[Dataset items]
========================

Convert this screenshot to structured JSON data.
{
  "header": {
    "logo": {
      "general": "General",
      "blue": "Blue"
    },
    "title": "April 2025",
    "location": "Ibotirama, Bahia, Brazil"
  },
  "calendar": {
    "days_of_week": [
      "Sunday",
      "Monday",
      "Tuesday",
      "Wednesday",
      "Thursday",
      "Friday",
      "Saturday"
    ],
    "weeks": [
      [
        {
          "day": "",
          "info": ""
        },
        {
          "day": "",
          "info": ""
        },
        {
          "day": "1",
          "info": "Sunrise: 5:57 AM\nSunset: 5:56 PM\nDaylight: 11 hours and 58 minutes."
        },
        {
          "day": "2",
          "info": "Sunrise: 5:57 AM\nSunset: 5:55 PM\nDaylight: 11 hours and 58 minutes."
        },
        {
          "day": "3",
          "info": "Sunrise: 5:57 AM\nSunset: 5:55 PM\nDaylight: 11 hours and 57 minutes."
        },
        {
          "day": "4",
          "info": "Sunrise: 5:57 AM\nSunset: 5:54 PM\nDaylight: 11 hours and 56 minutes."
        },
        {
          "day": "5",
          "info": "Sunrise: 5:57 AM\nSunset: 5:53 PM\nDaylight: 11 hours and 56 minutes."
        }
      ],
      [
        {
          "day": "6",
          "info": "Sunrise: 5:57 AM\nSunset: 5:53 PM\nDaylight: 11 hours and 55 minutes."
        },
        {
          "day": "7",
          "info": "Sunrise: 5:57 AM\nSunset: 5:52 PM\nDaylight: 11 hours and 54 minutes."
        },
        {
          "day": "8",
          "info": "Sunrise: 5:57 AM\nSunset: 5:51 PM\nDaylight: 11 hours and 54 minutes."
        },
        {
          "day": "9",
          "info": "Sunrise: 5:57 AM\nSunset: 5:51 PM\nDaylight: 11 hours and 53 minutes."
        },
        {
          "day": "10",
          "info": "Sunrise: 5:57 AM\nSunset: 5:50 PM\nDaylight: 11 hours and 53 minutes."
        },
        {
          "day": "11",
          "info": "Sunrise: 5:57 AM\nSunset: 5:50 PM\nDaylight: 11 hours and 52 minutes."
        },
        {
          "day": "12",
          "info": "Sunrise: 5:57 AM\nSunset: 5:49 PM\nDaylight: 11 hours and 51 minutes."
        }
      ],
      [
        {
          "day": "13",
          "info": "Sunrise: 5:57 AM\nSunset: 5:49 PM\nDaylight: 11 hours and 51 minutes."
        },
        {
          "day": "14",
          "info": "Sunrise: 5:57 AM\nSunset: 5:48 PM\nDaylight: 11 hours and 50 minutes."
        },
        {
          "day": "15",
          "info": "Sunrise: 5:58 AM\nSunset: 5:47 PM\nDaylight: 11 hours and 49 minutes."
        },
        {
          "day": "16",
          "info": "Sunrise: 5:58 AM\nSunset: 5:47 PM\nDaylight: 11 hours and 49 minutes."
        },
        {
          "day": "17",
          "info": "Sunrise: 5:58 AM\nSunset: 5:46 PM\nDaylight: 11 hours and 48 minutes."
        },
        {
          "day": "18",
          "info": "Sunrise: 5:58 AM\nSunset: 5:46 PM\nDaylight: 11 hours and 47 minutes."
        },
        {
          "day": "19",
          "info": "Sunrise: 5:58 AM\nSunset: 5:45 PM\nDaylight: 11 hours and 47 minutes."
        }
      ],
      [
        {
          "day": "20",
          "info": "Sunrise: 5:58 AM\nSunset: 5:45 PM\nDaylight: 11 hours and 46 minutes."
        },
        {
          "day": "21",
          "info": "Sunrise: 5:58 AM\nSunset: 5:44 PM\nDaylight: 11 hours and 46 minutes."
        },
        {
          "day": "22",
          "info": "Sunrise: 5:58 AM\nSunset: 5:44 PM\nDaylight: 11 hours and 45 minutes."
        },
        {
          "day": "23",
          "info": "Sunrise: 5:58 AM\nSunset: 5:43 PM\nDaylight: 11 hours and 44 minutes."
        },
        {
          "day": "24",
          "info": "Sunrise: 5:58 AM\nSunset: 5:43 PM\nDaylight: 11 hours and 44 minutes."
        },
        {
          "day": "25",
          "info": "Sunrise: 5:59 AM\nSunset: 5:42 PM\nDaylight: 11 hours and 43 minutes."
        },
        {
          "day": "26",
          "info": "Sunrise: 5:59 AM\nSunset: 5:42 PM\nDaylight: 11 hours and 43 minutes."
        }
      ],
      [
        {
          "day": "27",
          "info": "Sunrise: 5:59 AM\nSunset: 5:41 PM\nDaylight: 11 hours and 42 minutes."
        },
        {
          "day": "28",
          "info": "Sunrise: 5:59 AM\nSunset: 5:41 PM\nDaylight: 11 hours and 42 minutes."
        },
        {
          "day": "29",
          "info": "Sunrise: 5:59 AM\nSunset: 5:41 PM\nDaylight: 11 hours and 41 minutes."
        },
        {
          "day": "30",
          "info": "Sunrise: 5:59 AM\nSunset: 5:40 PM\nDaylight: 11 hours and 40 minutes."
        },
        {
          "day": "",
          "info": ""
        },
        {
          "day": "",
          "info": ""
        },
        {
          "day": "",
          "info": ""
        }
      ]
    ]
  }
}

========================

Copy each record from above exactly, and include every line.

Written response:
Convert this screenshot to structured JSON data.
{
  "header": {
    "logo": {
      "general": "General",
      "blue": "Blue"
    },
    "title": "April 2025",
    "location": "Ibotirama, Bahia, Brazil"
  },
  "calendar": {
    "days_of_week": [
      "Sunday",
      "Monday",
      "Tuesday",
      "Wednesday",
      "Thursday",
      "Friday",
      "Saturday"
    ],
    "weeks": [
      [
        {
          "day": "",
          "info": ""
        },
        {
          "day": "",
          "info": ""
        },
        {
          "day": "1",
          "info": "Sunrise: 5:57 AM\nSunset: 5:56 PM\nDaylight: 11 hours and 58 minutes."
        },
        {
          "day": "2",
          "info": "Sunrise: 5:57 AM\nSunset: 5:55 PM\nDaylight: 11 hours and 58 minutes."
        },
        {
          "day": "3",
          "info": "Sunrise: 5:57 AM\nSunset: 5:55 PM\nDaylight: 11 hours and 57 minutes."
        },
        {
          "day": "4",
          "info": "Sunrise: 5:57 AM\nSunset: 5:54 PM\nDaylight: 11 hours and 56 minutes."
        },
        {
          "day": "5",
          "info": "Sunrise: 5:57 AM\nSunset: 5:53 PM\nDaylight: 11 hours and 56 minutes."
        }
      ],
      [
        {
          "day": "6",
          "info": "Sunrise: 5:57 AM\nSunset: 5:53 PM\nDaylight: 11 hours and 55 minutes."
        },
        {
          "day": "7",
          "info": "Sunrise: 5:57 AM\nSunset: 5:52 PM\nDaylight: 11 hours and 54 minutes."
        },
        {
          "day": "8",
          "info": "Sunrise: 5:57 AM\nSunset: 5:51 PM\nDaylight: 11 hours and 54 minutes."
        },
        {
          "day": "9",
          "info": "Sunrise: 5:57 AM\nSunset: 5:51 PM\nDaylight: 11 hours and 53 minutes."
        },
        {
          "day": "10",
          "info": "Sunrise: 5:57 AM\nSunset: 5:50 PM\nDaylight: 11 hours and 53 minutes."
        },
        {
          "day": "11",
          "info": "Sunrise: 5:57 AM\nSunset: 5:50 PM\nDaylight: 11 hours and 52 minutes."
        },
        {
          "day": "12",
          "info": "Sunrise: 5:57 AM\nSunset: 5:49 PM\nDaylight: 11 hours and 51 minutes."
        }
      ],
      [
        {
          "day": "13",
          "info": "Sunrise: 5:57 AM\nSunset: 5:49 PM\nDaylight: 11 hours and 51 minutes."
        },
        {
          "day": "14",
          "info": "Sunrise: 5:57 AM\nSunset: 5:48 PM\nDaylight: 11 hours and 50 minutes."
        },
        {
          "day": "15",
          "info": "Sunrise: 5:58 AM\nSunset: 5:47 PM\nDaylight: 11 hours and 49 minutes."
        },
        {
          "day": "16",
          "info": "Sunrise: 5:58 AM\nSunset: 5:47 PM\nDaylight: 11 hours and 49 minutes."
        },
        {
          "day": "17",
          "info": "Sunrise: 5:58 AM\nSunset: 5:46 PM\nDaylight: 11 hours and 48 minutes."
        },
        {
          "day": "18",
          "info": "Sunrise: 5:58 AM\nSunset: 5:46 PM\nDaylight: 11 hours and 47 minutes."
        },
        {
          "day": "19",
          "info": "Sunrise: 5:58 AM\nSunset: 5:45 PM\nDaylight: 11 hours and 47 minutes."
        }
      ],
      [
        {
          "day": "20",
          "info": "Sunrise: 5:58 AM\nSunset: 5:45 PM\nDaylight: 11 hours and 46 minutes."
        },
        {
          "day": "21",
          "info": "Sunrise: 5:58 AM\nSunset: 5:44 PM\nDaylight: 11 hours and 46 minutes."
        },
        {
          "day": "22",
          "info": "Sunrise: 5:58 AM\nSunset: 5:44 PM\nDaylight: 11 hours and 45 minutes."
        },
        {
          "day": "23",
          "info": "Sunrise: 5:58 AM\nSunset: 5:43 PM\nDaylight: 11 hours and 44 minutes."
        },
        {
          "day": "24",
          "info": "Sunrise: 5:58 AM\nSunset: 5:43 PM\nDaylight: 11 hours and 44 minutes."
        },
        {
          "day": "25",
          "info": "Sunrise: 5:59 AM\nSunset: 5:42 PM\nDaylight: 11 hours and 43 minutes."
        },
        {
          "day": "26",
          "info": "Sunrise: 5:59 AM\nSunset: 5:42 PM\nDaylight: 11 hours and 43 minutes."
        }
      ],
      [
        {
          "day": "27",
          "info": "Sunrise: 5:59 AM\nSunset: 5:41 PM\nDaylight: 11 hours and 42 minutes."
        },
        {
          "day": "28",
          "info": "Sunrise: 5:59 AM\nSunset: 5:41 PM\nDaylight: 11 hours and 42 minutes."
        },
        {
          "day": "29",
          "info": "Sunrise: 5:59 AM\nSunset: 5:41 PM\nDaylight: 11 hours and 41 minutes."
        },
        {
          "day": "30",
          "info": "Sunrise: 5:59 AM\nSunset: 5:40 PM\nDaylight: 11 hours and 40 minutes."
        },
        {
          "day": "",
          "info": ""
        },
        {
          "day": "",
          "info": ""
        },
        {
          "day": "",
          "info": ""
        }
      ]
    ]
  }
}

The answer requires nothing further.